- WHAT IS ASKED -
Repeat every line below exactly as it reads.

- DATASET RECORDS -
※ ※ ※
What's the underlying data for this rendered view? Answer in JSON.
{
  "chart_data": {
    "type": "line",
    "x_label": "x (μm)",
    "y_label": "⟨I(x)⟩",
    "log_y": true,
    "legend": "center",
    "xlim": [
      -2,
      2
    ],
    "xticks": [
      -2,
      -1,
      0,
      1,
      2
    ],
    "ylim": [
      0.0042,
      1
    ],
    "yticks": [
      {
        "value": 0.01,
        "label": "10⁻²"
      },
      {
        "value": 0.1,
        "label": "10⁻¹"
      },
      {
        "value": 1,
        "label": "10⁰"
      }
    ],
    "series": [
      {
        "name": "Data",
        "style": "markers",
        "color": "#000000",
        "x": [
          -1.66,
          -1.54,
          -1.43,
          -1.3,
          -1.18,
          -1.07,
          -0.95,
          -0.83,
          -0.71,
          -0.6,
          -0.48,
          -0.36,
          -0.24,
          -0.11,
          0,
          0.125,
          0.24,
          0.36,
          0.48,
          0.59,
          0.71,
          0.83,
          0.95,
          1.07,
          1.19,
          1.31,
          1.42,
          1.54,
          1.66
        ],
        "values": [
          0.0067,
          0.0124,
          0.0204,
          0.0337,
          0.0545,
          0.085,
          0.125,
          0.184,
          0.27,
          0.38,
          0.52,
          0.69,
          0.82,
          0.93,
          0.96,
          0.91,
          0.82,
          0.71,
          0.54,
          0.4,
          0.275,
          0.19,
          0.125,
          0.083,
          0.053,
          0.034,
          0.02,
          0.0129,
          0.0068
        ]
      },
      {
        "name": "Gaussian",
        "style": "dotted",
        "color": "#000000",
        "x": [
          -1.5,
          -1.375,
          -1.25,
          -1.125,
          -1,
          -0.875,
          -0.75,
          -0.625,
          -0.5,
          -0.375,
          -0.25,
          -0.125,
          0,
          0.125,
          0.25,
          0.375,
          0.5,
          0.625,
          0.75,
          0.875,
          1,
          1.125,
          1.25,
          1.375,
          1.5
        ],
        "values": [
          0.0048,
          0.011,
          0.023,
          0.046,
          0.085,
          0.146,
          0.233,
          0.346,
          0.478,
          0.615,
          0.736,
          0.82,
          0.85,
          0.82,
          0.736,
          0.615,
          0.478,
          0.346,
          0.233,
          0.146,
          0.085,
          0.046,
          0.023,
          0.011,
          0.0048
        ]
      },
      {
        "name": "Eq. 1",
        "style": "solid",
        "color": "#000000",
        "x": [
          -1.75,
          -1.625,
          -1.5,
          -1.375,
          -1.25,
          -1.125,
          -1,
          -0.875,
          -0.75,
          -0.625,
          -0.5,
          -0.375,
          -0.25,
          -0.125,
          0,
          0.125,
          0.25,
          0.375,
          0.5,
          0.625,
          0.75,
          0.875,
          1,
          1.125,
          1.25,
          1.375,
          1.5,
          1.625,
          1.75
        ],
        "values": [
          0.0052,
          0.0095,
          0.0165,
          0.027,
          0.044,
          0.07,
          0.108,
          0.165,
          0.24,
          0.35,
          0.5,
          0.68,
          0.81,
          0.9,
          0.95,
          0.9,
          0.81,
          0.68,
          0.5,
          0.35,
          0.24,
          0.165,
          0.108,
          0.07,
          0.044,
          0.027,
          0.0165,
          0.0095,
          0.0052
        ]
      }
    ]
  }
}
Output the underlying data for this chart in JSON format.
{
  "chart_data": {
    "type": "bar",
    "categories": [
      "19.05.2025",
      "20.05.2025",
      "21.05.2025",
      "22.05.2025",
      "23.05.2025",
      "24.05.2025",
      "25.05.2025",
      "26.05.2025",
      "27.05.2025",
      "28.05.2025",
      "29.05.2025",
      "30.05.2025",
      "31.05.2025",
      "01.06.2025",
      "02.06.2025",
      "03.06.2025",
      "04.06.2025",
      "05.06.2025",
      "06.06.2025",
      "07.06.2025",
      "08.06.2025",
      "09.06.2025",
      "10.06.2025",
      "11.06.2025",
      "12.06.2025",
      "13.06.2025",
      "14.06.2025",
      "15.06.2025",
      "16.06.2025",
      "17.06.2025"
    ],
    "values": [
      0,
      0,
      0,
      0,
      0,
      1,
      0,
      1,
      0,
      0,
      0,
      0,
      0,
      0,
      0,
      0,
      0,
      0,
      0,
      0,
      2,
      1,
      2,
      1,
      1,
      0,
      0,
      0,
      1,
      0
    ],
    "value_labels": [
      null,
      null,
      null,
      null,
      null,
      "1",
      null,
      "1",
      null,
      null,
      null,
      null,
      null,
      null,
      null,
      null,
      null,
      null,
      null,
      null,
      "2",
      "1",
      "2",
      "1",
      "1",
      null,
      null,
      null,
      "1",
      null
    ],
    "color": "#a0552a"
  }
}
※ ※ ※
- ANSWER TO THIS EXERCISE -
What's the underlying data for this rendered view? Answer in JSON.
{
  "chart_data": {
    "type": "line",
    "x_label": "x (μm)",
    "y_label": "⟨I(x)⟩",
    "log_y": true,
    "legend": "center",
    "xlim": [
      -2,
      2
    ],
    "xticks": [
      -2,
      -1,
      0,
      1,
      2
    ],
    "ylim": [
      0.0042,
      1
    ],
    "yticks": [
      {
        "value": 0.01,
        "label": "10⁻²"
      },
      {
        "value": 0.1,
        "label": "10⁻¹"
      },
      {
        "value": 1,
        "label": "10⁰"
      }
    ],
    "series": [
      {
        "name": "Data",
        "style": "markers",
        "color": "#000000",
        "x": [
          -1.66,
          -1.54,
          -1.43,
          -1.3,
          -1.18,
          -1.07,
          -0.95,
          -0.83,
          -0.71,
          -0.6,
          -0.48,
          -0.36,
          -0.24,
          -0.11,
          0,
          0.125,
          0.24,
          0.36,
          0.48,
          0.59,
          0.71,
          0.83,
          0.95,
          1.07,
          1.19,
          1.31,
          1.42,
          1.54,
          1.66
        ],
        "values": [
          0.0067,
          0.0124,
          0.0204,
          0.0337,
          0.0545,
          0.085,
          0.125,
          0.184,
          0.27,
          0.38,
          0.52,
          0.69,
          0.82,
          0.93,
          0.96,
          0.91,
          0.82,
          0.71,
          0.54,
          0.4,
          0.275,
          0.19,
          0.125,
          0.083,
          0.053,
          0.034,
          0.02,
          0.0129,
          0.0068
        ]
      },
      {
        "name": "Gaussian",
        "style": "dotted",
        "color": "#000000",
        "x": [
          -1.5,
          -1.375,
          -1.25,
          -1.125,
          -1,
          -0.875,
          -0.75,
          -0.625,
          -0.5,
          -0.375,
          -0.25,
          -0.125,
          0,
          0.125,
          0.25,
          0.375,
          0.5,
          0.625,
          0.75,
          0.875,
          1,
          1.125,
          1.25,
          1.375,
          1.5
        ],
        "values": [
          0.0048,
          0.011,
          0.023,
          0.046,
          0.085,
          0.146,
          0.233,
          0.346,
          0.478,
          0.615,
          0.736,
          0.82,
          0.85,
          0.82,
          0.736,
          0.615,
          0.478,
          0.346,
          0.233,
          0.146,
          0.085,
          0.046,
          0.023,
          0.011,
          0.0048
        ]
      },
      {
        "name": "Eq. 1",
        "style": "solid",
        "color": "#000000",
        "x": [
          -1.75,
          -1.625,
          -1.5,
          -1.375,
          -1.25,
          -1.125,
          -1,
          -0.875,
          -0.75,
          -0.625,
          -0.5,
          -0.375,
          -0.25,
          -0.125,
          0,
          0.125,
          0.25,
          0.375,
          0.5,
          0.625,
          0.75,
          0.875,
          1,
          1.125,
          1.25,
          1.375,
          1.5,
          1.625,
          1.75
        ],
        "values": [
          0.0052,
          0.0095,
          0.0165,
          0.027,
          0.044,
          0.07,
          0.108,
          0.165,
          0.24,
          0.35,
          0.5,
          0.68,
          0.81,
          0.9,
          0.95,
          0.9,
          0.81,
          0.68,
          0.5,
          0.35,
          0.24,
          0.165,
          0.108,
          0.07,
          0.044,
          0.027,
          0.0165,
          0.0095,
          0.0052
        ]
      }
    ]
  }
}
Output the underlying data for this chart in JSON format.
{
  "chart_data": {
    "type": "bar",
    "categories": [
      "19.05.2025",
      "20.05.2025",
      "21.05.2025",
      "22.05.2025",
      "23.05.2025",
      "24.05.2025",
      "25.05.2025",
      "26.05.2025",
      "27.05.2025",
      "28.05.2025",
      "29.05.2025",
      "30.05.2025",
      "31.05.2025",
      "01.06.2025",
      "02.06.2025",
      "03.06.2025",
      "04.06.2025",
      "05.06.2025",
      "06.06.2025",
      "07.06.2025",
      "08.06.2025",
      "09.06.2025",
      "10.06.2025",
      "11.06.2025",
      "12.06.2025",
      "13.06.2025",
      "14.06.2025",
      "15.06.2025",
      "16.06.2025",
      "17.06.2025"
    ],
    "values": [
      0,
      0,
      0,
      0,
      0,
      1,
      0,
      1,
      0,
      0,
      0,
      0,
      0,
      0,
      0,
      0,
      0,
      0,
      0,
      0,
      2,
      1,
      2,
      1,
      1,
      0,
      0,
      0,
      1,
      0
    ],
    "value_labels": [
      null,
      null,
      null,
      null,
      null,
      "1",
      null,
      "1",
      null,
      null,
      null,
      null,
      null,
      null,
      null,
      null,
      null,
      null,
      null,
      null,
      "2",
      "1",
      "2",
      "1",
      "1",
      null,
      null,
      null,
      "1",
      null
    ],
    "color": "#a0552a"
  }
}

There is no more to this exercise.